Short exercise:
Look through the lines below and extract each one that contains "prevent".

Excerpted records:
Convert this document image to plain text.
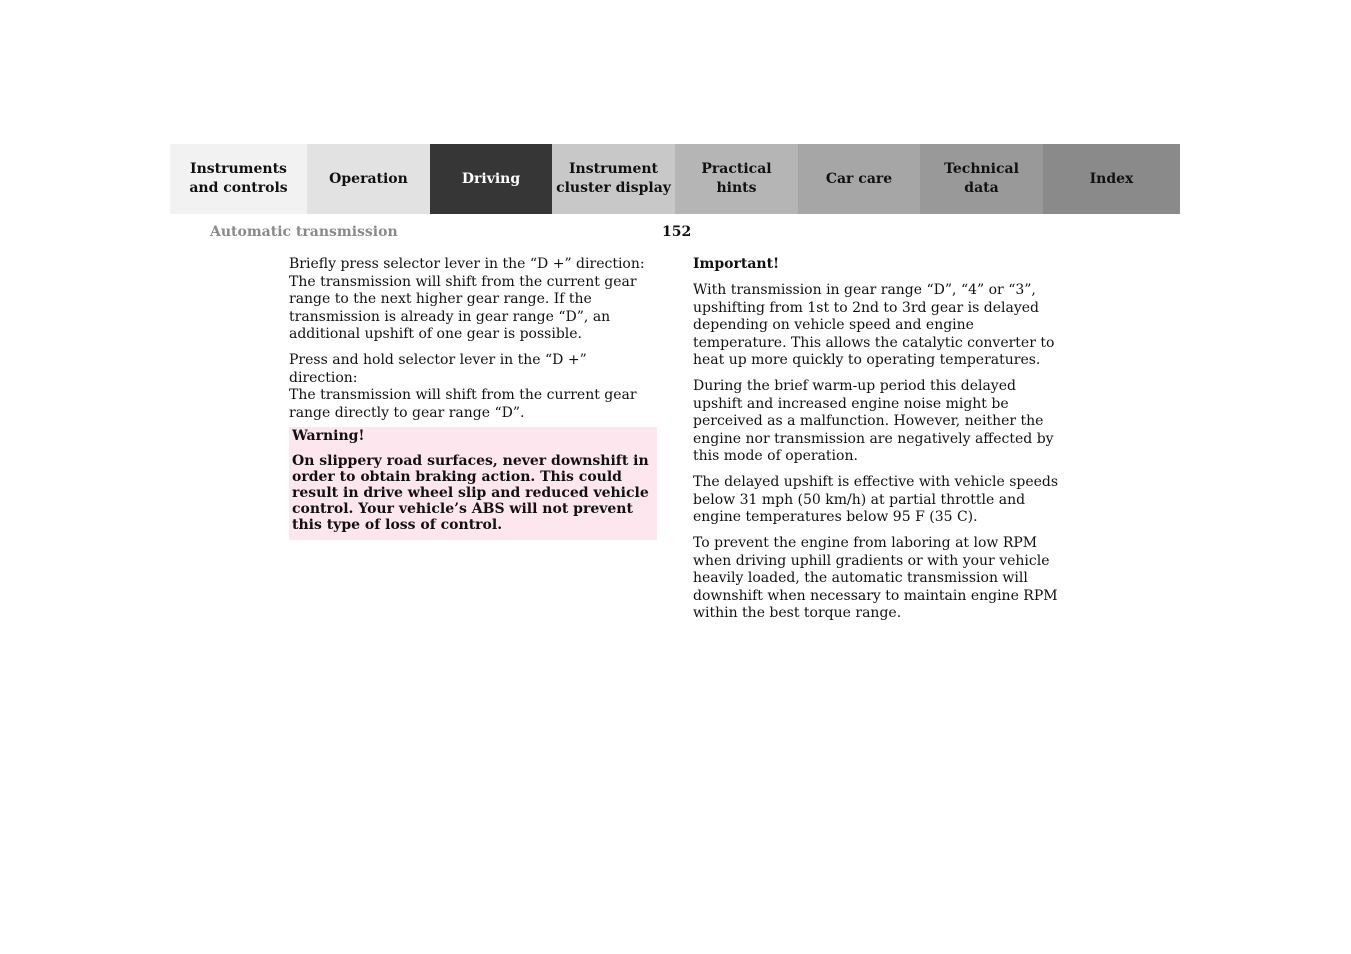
Instruments
and controls
Operation	Driving
Instrument
cluster display
Practical hints
Car care
Technical
data
Index
Automatic transmission	152

Briefly press selector lever in the “D +” direction:
The transmission will shift from the current gear range to the next higher gear range. If the transmission is already in gear range “D”, an additional upshift of one gear is possible.

Press and hold selector lever in the “D +” direction:
The transmission will shift from the current gear range directly to gear range “D”.

Warning!
On slippery road surfaces, never downshift in order to obtain braking action. This could result in drive wheel slip and reduced vehicle control. Your vehicle’s ABS will not prevent this type of loss of control.

Important!

With transmission in gear range “D”, “4” or “3”, upshifting from 1st to 2nd to 3rd gear is delayed depending on vehicle speed and engine temperature. This allows the catalytic converter to heat up more quickly to operating temperatures.

During the brief warm-up period this delayed upshift and increased engine noise might be perceived as a malfunction. However, neither the engine nor transmission are negatively affected by this mode of operation.

The delayed upshift is effective with vehicle speeds below 31 mph (50 km/h) at partial throttle and engine temperatures below 95 F (35 C).

To prevent the engine from laboring at low RPM when driving uphill gradients or with your vehicle heavily loaded, the automatic transmission will downshift when necessary to maintain engine RPM within the best torque range.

The reply:
On slippery road surfaces, never downshift in order to obtain braking action. This could result in drive wheel slip and reduced vehicle control. Your vehicle’s ABS will not prevent this type of loss of control.
To prevent the engine from laboring at low RPM when driving uphill gradients or with your vehicle heavily loaded, the automatic transmission will downshift when necessary to maintain engine RPM within the best torque range.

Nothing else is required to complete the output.